• What to work on
Lines that hold the string "inférieure" are to be counted; give only their number.
***** Entries shown
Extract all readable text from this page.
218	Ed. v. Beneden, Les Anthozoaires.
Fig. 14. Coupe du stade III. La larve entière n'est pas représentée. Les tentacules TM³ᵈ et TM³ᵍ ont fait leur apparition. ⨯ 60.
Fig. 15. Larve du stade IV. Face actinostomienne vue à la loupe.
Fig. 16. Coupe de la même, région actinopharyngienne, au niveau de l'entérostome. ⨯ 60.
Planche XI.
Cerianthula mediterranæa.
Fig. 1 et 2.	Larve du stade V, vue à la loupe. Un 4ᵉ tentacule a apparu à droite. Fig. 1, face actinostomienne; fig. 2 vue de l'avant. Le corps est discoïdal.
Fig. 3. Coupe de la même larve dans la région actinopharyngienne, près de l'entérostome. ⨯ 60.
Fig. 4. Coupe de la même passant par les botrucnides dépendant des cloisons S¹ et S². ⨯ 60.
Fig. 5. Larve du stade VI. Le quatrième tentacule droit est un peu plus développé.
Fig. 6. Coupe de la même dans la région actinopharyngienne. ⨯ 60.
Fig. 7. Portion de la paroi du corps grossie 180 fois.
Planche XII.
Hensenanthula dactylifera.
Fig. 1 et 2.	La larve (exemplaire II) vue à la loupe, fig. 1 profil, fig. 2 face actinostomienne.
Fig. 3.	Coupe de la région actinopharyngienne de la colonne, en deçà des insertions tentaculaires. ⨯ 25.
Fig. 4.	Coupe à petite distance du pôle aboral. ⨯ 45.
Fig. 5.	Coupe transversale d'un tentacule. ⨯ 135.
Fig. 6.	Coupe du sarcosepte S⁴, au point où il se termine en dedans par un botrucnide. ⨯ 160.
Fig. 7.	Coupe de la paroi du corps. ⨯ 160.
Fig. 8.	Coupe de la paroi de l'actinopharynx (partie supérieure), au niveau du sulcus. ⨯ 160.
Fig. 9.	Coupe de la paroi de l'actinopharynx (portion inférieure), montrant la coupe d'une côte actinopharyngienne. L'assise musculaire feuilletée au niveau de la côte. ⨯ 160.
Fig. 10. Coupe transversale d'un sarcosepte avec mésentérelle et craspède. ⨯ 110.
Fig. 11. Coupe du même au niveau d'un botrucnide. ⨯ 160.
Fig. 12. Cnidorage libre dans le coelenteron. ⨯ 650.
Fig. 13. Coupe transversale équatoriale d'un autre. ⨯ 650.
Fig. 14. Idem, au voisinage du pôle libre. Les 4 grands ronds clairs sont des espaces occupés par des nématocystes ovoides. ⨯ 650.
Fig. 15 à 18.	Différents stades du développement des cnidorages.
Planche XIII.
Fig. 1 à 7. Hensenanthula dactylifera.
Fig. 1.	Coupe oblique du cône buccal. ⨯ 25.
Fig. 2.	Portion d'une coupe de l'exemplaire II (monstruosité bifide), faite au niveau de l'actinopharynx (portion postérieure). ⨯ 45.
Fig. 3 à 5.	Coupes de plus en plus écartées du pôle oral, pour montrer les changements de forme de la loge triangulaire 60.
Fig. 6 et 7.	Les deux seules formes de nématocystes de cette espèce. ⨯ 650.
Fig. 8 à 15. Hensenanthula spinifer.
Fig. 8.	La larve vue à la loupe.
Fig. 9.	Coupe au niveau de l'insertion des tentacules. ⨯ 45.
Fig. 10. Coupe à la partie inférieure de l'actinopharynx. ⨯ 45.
**********
***** Entries shown
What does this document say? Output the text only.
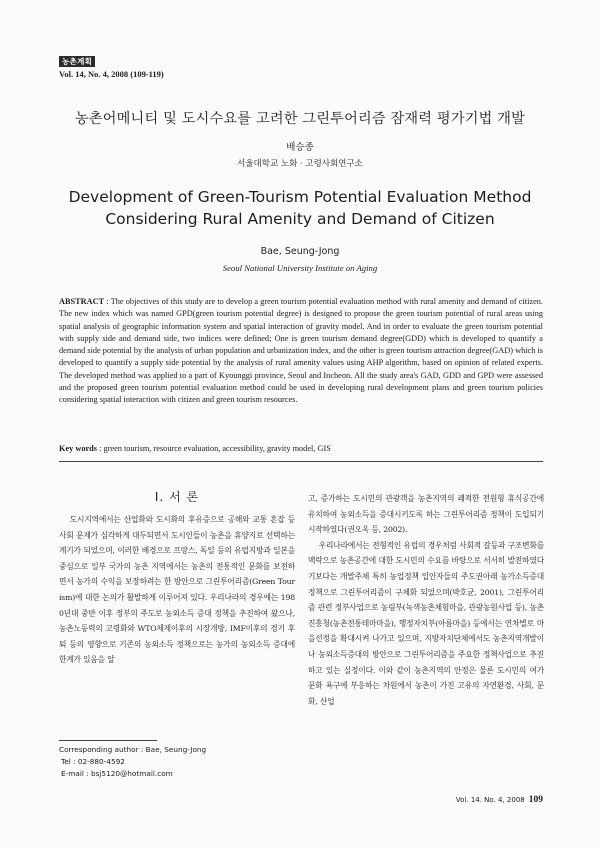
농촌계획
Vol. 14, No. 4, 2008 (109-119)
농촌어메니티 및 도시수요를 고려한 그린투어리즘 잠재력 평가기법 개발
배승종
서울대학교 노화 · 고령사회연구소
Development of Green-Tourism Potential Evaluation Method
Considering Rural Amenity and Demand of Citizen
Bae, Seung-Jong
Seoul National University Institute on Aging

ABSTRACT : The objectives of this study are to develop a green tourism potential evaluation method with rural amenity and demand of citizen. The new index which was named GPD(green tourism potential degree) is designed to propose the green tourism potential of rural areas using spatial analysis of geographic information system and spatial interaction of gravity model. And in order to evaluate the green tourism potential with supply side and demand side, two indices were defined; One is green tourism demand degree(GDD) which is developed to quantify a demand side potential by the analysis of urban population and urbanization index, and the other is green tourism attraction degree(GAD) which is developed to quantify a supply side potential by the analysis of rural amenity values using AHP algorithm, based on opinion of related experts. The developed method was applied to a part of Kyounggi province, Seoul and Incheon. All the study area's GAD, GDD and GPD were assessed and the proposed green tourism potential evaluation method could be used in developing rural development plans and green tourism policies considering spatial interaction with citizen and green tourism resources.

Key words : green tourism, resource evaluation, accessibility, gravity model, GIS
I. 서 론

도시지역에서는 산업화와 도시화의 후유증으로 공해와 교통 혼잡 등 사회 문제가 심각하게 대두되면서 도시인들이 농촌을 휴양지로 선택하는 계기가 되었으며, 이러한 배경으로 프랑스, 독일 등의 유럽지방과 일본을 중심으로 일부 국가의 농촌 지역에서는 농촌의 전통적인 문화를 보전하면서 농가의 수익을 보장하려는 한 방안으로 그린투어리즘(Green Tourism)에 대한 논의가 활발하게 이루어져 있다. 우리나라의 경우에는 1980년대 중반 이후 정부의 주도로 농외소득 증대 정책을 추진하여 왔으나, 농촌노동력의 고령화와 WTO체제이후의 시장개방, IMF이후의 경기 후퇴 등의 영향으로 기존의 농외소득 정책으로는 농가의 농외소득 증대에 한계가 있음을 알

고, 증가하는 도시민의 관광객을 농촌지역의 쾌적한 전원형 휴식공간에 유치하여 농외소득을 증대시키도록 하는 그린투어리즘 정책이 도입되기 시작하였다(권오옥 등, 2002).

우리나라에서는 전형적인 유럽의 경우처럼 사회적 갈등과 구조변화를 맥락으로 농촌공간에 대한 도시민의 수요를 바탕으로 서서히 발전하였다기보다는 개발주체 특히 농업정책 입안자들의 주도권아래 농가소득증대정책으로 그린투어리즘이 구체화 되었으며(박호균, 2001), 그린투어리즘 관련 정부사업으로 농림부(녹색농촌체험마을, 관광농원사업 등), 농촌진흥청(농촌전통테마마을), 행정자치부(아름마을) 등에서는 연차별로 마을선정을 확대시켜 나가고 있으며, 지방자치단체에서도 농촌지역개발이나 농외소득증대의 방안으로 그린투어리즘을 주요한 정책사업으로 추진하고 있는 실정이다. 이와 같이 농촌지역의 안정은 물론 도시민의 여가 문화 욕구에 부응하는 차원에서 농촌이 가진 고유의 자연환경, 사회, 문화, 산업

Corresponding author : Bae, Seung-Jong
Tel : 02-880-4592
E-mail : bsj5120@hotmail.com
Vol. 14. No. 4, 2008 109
**********
• Complete output
2